__YOUR INSTRUCTIONS__.
Return every line of the material below without any change, leaving out the pictures.

__DATA TO USE__.
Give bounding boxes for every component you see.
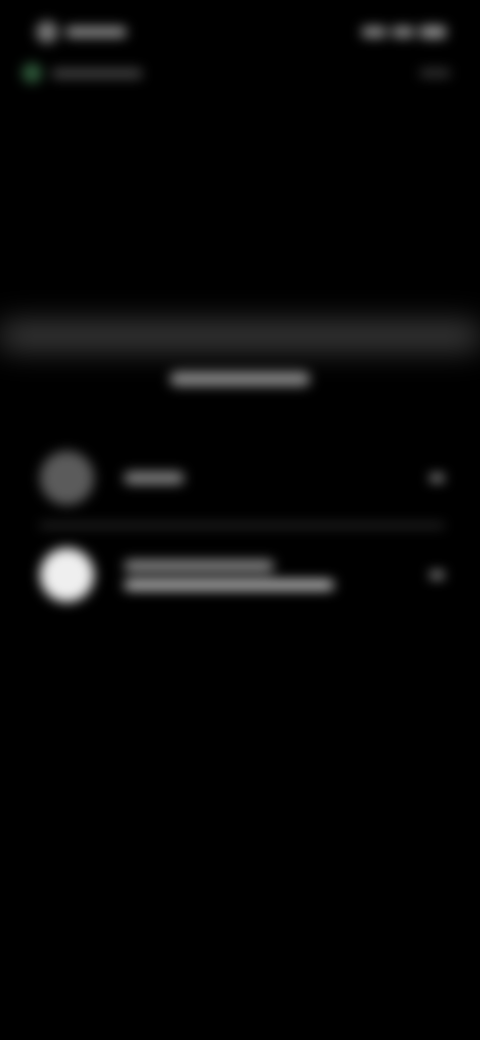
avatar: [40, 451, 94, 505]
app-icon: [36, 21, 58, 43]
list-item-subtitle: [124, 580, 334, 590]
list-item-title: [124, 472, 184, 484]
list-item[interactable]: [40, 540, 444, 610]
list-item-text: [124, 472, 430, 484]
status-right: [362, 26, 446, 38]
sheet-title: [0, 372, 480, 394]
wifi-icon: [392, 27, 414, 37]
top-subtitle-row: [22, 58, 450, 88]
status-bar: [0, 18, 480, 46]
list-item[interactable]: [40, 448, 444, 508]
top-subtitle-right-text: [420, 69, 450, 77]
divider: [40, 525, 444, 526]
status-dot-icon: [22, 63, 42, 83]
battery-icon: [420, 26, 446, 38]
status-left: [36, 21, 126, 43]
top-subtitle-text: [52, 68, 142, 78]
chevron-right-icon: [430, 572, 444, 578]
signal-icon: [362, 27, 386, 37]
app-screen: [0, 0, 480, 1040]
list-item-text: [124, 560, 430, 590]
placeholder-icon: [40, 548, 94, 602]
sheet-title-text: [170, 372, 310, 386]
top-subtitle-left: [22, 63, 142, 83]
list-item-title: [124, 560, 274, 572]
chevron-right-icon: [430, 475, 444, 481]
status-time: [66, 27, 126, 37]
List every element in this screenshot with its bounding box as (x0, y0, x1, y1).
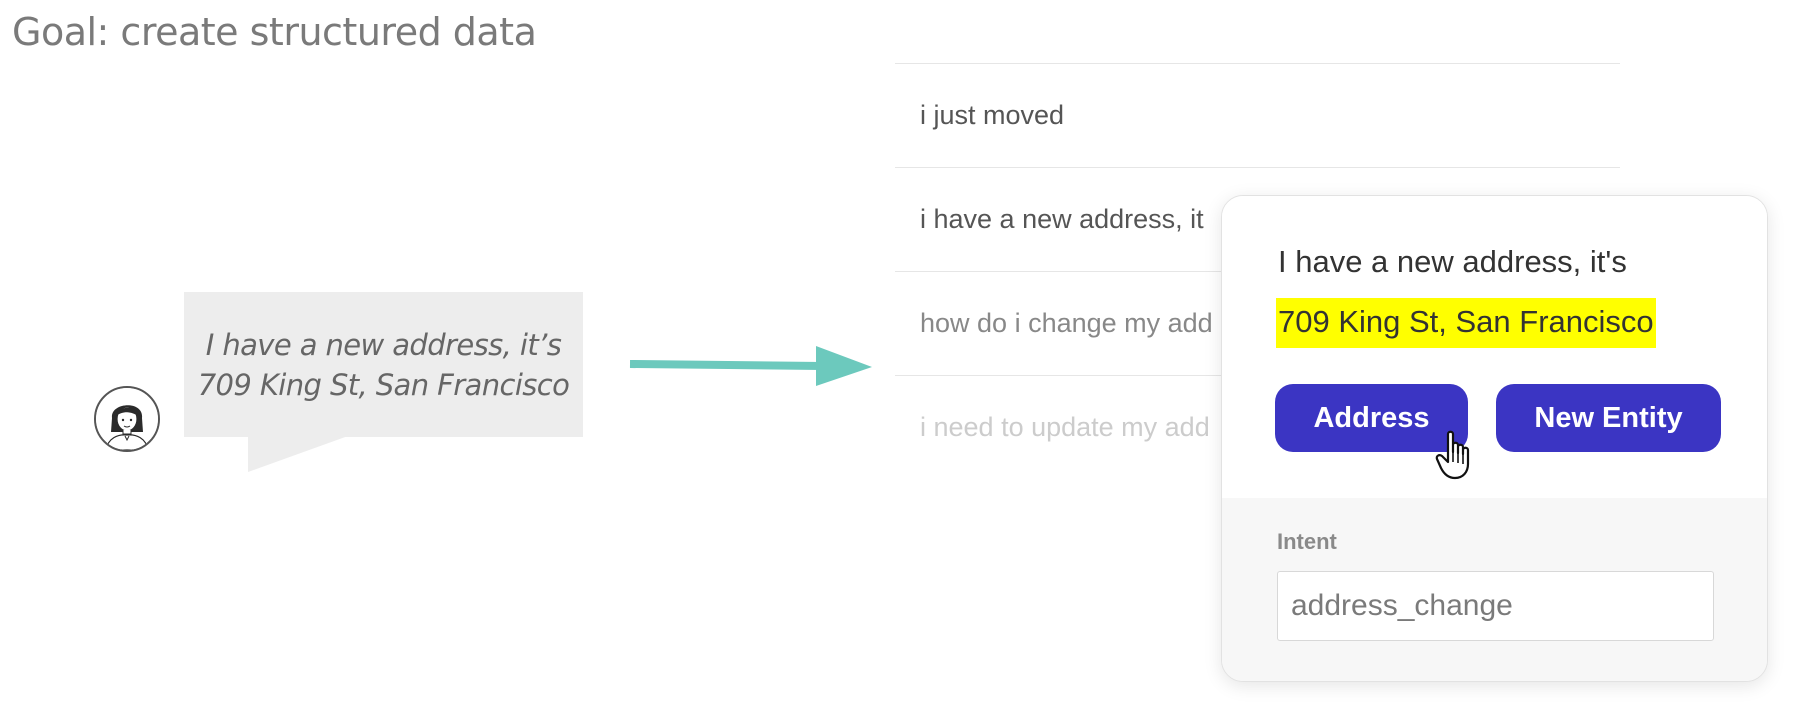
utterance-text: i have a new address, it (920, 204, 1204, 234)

__ANSWER TO THE EXERCISE__.
Give bounding boxes for every component you see.
avatar: [40, 451, 94, 505]
app-icon: [36, 21, 58, 43]
list-item-subtitle: [124, 580, 334, 590]
list-item-title: [124, 472, 184, 484]
list-item[interactable]: [40, 540, 444, 610]
list-item-text: [124, 472, 430, 484]
status-right: [362, 26, 446, 38]
sheet-title: [0, 372, 480, 394]
wifi-icon: [392, 27, 414, 37]
top-subtitle-row: [22, 58, 450, 88]
status-bar: [0, 18, 480, 46]
list-item[interactable]: [40, 448, 444, 508]
top-subtitle-right-text: [420, 69, 450, 77]
divider: [40, 525, 444, 526]
status-dot-icon: [22, 63, 42, 83]
battery-icon: [420, 26, 446, 38]
status-left: [36, 21, 126, 43]
top-subtitle-text: [52, 68, 142, 78]
chevron-right-icon: [430, 572, 444, 578]
signal-icon: [362, 27, 386, 37]
app-screen: [0, 0, 480, 1040]
list-item-text: [124, 560, 430, 590]
placeholder-icon: [40, 548, 94, 602]
sheet-title-text: [170, 372, 310, 386]
top-subtitle-left: [22, 63, 142, 83]
list-item-title: [124, 560, 274, 572]
chevron-right-icon: [430, 475, 444, 481]
status-time: [66, 27, 126, 37]
List every element in this screenshot with its bounding box as (x0, y0, x1, y1).
utterance-text: i have a new address, it (920, 204, 1204, 234)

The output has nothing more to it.